Goal of the exercise
Can you retype only the lines from the one with "Read this page and output its text content." through the final line of the material, exactly as given?
* Begin Records shown *
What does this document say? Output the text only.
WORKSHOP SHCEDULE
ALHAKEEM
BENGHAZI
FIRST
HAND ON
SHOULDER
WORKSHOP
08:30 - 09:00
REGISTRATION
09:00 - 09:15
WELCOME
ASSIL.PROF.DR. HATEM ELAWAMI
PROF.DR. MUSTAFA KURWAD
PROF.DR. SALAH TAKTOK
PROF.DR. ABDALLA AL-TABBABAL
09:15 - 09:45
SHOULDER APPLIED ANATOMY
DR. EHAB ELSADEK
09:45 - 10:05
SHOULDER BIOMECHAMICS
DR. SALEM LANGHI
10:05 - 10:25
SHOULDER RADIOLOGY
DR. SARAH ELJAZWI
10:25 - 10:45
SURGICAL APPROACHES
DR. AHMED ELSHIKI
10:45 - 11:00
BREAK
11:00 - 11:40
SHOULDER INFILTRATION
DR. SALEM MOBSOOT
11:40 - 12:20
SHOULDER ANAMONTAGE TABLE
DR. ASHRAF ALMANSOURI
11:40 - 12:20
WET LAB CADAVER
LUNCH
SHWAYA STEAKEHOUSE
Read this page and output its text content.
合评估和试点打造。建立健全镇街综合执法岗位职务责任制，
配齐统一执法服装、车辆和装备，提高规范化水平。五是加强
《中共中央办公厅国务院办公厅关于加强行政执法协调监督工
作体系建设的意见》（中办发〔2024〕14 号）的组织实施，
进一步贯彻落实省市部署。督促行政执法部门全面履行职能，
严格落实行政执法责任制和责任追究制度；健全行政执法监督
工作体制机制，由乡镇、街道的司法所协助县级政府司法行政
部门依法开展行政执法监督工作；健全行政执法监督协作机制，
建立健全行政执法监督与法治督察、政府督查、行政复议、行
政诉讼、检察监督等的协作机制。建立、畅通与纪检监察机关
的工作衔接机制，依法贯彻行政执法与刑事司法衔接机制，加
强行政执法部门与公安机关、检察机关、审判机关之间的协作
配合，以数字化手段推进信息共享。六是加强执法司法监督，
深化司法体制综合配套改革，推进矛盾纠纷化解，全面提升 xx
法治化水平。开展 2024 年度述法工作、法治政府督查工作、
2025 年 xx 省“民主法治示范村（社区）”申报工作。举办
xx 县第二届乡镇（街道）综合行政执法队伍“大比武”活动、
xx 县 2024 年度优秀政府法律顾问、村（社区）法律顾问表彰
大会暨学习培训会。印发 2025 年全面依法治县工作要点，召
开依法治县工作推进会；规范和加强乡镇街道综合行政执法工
* End Records shown *
Result of this exercise
Read this page and output its text content.
合评估和试点打造。建立健全镇街综合执法岗位职务责任制，
配齐统一执法服装、车辆和装备，提高规范化水平。五是加强
《中共中央办公厅国务院办公厅关于加强行政执法协调监督工
作体系建设的意见》（中办发〔2024〕14 号）的组织实施，
进一步贯彻落实省市部署。督促行政执法部门全面履行职能，
严格落实行政执法责任制和责任追究制度；健全行政执法监督
工作体制机制，由乡镇、街道的司法所协助县级政府司法行政
部门依法开展行政执法监督工作；健全行政执法监督协作机制，
建立健全行政执法监督与法治督察、政府督查、行政复议、行
政诉讼、检察监督等的协作机制。建立、畅通与纪检监察机关
的工作衔接机制，依法贯彻行政执法与刑事司法衔接机制，加
强行政执法部门与公安机关、检察机关、审判机关之间的协作
配合，以数字化手段推进信息共享。六是加强执法司法监督，
深化司法体制综合配套改革，推进矛盾纠纷化解，全面提升 xx
法治化水平。开展 2024 年度述法工作、法治政府督查工作、
2025 年 xx 省“民主法治示范村（社区）”申报工作。举办
xx 县第二届乡镇（街道）综合行政执法队伍“大比武”活动、
xx 县 2024 年度优秀政府法律顾问、村（社区）法律顾问表彰
大会暨学习培训会。印发 2025 年全面依法治县工作要点，召
开依法治县工作推进会；规范和加强乡镇街道综合行政执法工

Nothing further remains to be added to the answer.